TASK DIRECTIONS
Print the rows unchanged, from the very first one through the row that contains "x-tick-label: 750 [826,1101,858,1121]".

AVAILABLE DATA
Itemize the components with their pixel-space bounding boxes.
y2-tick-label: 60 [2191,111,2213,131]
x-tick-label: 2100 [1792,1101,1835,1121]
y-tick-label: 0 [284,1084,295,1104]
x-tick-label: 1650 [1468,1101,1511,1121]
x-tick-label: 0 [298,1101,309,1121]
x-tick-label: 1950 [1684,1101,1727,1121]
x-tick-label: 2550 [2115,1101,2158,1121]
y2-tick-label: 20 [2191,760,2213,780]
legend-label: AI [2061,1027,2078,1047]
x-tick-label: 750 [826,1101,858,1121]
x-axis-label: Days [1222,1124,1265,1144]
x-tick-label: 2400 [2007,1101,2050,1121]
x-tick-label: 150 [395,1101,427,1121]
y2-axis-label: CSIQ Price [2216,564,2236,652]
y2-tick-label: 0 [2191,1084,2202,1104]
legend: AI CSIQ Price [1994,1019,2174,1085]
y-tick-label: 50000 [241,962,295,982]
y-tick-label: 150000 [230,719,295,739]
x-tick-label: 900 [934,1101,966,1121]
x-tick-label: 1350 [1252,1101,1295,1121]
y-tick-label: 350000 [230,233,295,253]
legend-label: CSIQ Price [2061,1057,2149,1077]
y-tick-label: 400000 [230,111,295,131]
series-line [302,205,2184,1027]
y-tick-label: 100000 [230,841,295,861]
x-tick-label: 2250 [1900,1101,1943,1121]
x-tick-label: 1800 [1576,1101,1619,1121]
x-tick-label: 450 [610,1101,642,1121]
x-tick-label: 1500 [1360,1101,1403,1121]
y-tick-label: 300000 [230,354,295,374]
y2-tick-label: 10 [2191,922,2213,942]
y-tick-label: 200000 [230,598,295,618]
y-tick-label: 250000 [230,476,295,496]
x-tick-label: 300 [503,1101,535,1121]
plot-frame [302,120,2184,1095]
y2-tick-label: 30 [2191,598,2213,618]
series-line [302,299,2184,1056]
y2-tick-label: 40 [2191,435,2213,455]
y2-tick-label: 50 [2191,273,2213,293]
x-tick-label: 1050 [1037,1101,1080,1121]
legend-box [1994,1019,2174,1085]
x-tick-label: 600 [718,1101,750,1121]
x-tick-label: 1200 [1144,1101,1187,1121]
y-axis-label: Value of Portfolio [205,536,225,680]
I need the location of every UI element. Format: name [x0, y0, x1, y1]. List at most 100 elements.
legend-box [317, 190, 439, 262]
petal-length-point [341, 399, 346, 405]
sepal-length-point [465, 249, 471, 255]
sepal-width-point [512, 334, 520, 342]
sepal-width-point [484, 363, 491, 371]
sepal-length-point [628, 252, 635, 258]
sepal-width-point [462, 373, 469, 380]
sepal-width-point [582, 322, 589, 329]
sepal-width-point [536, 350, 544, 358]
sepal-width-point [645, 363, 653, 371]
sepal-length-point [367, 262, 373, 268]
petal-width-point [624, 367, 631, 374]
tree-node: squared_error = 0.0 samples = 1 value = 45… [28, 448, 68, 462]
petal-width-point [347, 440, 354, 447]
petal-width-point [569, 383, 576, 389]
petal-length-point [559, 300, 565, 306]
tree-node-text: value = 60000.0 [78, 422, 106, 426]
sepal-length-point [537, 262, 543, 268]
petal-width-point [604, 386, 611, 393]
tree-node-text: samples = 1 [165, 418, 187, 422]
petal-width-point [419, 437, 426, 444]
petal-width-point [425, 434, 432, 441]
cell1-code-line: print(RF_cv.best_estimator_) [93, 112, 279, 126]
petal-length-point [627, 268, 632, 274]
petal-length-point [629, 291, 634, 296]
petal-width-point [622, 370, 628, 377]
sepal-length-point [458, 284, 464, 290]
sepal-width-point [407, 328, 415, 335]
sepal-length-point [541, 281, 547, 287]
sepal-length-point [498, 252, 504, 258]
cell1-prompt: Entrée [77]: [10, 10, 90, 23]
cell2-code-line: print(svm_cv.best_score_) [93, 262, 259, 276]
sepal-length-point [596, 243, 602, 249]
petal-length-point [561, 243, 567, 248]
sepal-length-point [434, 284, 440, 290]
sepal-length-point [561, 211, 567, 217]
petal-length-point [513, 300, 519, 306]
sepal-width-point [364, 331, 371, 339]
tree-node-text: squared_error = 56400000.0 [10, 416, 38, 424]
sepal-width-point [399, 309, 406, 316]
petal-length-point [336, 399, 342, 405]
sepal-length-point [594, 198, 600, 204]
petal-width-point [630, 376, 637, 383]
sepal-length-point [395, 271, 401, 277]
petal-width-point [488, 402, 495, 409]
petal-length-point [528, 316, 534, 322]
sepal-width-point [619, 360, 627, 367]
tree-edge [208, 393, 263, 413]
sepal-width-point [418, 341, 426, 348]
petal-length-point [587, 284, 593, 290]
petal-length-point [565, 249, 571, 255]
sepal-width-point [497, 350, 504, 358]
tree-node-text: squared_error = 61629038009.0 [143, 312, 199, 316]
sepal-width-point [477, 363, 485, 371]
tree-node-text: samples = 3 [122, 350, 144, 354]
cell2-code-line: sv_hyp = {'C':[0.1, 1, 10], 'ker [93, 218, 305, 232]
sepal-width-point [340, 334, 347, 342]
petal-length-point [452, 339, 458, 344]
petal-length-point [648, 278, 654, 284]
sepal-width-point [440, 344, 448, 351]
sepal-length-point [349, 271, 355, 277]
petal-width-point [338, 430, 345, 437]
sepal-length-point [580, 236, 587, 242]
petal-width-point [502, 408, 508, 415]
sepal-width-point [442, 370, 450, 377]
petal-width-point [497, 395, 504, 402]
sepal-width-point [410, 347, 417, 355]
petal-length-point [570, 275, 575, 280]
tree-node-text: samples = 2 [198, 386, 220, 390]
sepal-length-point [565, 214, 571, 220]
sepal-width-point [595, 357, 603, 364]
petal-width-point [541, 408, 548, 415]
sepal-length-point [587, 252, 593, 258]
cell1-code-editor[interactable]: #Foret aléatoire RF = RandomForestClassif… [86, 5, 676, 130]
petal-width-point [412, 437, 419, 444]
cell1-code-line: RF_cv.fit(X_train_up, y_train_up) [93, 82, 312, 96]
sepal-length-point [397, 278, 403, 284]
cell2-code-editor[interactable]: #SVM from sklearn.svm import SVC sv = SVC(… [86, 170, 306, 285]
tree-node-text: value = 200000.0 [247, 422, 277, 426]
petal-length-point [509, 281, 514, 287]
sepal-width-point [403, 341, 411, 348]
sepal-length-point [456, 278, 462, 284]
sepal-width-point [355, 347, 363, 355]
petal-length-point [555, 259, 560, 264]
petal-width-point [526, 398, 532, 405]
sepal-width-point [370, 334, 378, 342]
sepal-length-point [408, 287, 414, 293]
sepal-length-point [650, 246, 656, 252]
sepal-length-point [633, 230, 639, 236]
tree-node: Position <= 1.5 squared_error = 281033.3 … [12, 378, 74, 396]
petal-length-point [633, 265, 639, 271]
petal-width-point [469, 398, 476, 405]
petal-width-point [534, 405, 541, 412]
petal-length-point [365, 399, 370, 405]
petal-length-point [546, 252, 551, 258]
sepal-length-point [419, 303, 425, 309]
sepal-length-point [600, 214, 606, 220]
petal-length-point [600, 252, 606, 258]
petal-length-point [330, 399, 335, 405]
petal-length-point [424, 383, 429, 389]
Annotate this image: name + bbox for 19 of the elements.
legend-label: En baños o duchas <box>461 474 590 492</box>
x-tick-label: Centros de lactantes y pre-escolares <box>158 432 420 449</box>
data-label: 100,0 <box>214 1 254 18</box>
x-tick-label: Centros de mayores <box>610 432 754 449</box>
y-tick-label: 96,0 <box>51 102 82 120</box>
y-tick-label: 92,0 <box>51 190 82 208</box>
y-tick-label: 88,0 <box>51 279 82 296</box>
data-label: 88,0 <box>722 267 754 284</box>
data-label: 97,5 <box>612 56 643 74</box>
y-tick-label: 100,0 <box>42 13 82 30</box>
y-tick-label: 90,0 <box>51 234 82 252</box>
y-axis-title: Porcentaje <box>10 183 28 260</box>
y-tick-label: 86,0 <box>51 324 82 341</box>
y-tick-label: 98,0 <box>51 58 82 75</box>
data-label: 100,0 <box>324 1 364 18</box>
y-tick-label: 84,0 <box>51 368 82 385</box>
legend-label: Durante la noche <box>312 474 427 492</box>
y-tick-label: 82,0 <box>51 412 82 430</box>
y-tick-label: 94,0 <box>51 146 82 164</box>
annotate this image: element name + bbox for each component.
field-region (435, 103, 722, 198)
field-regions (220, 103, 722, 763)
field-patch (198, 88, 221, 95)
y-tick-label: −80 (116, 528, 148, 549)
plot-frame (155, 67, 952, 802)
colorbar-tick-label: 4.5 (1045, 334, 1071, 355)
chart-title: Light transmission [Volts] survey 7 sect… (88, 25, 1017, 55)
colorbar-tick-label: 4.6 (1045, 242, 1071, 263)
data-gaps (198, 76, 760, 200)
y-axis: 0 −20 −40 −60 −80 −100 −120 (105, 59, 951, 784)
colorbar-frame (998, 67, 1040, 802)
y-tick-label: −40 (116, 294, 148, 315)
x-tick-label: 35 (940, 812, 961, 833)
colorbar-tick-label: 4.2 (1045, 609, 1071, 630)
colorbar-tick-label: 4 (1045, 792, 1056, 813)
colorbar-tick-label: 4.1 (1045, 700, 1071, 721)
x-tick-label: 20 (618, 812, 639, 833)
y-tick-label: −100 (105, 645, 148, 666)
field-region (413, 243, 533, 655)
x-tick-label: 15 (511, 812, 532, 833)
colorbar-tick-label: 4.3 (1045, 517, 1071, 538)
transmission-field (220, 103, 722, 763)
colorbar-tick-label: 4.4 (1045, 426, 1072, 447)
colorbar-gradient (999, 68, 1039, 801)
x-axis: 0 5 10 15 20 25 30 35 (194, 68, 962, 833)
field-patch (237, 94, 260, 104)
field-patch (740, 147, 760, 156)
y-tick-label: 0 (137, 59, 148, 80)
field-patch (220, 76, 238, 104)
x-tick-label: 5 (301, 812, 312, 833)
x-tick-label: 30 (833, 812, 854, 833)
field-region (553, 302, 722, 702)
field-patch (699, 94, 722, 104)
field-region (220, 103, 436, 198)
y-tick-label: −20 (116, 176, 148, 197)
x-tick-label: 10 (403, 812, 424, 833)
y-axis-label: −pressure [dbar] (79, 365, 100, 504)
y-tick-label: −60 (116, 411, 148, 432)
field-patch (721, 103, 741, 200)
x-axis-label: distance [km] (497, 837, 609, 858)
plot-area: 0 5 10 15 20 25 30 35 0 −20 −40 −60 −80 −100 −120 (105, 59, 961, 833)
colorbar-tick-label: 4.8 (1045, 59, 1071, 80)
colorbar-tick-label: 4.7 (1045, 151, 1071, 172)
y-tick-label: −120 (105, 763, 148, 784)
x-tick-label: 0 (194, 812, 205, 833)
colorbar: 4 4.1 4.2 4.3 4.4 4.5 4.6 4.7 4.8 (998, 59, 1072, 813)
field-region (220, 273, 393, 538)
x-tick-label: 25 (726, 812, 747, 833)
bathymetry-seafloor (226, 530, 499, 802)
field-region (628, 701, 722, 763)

THE ANSWER
Itemize the components with their pixel-space bounding boxes.
y2-tick-label: 60 [2191,111,2213,131]
x-tick-label: 2100 [1792,1101,1835,1121]
y-tick-label: 0 [284,1084,295,1104]
x-tick-label: 1650 [1468,1101,1511,1121]
x-tick-label: 0 [298,1101,309,1121]
x-tick-label: 1950 [1684,1101,1727,1121]
x-tick-label: 2550 [2115,1101,2158,1121]
y2-tick-label: 20 [2191,760,2213,780]
legend-label: AI [2061,1027,2078,1047]
x-tick-label: 750 [826,1101,858,1121]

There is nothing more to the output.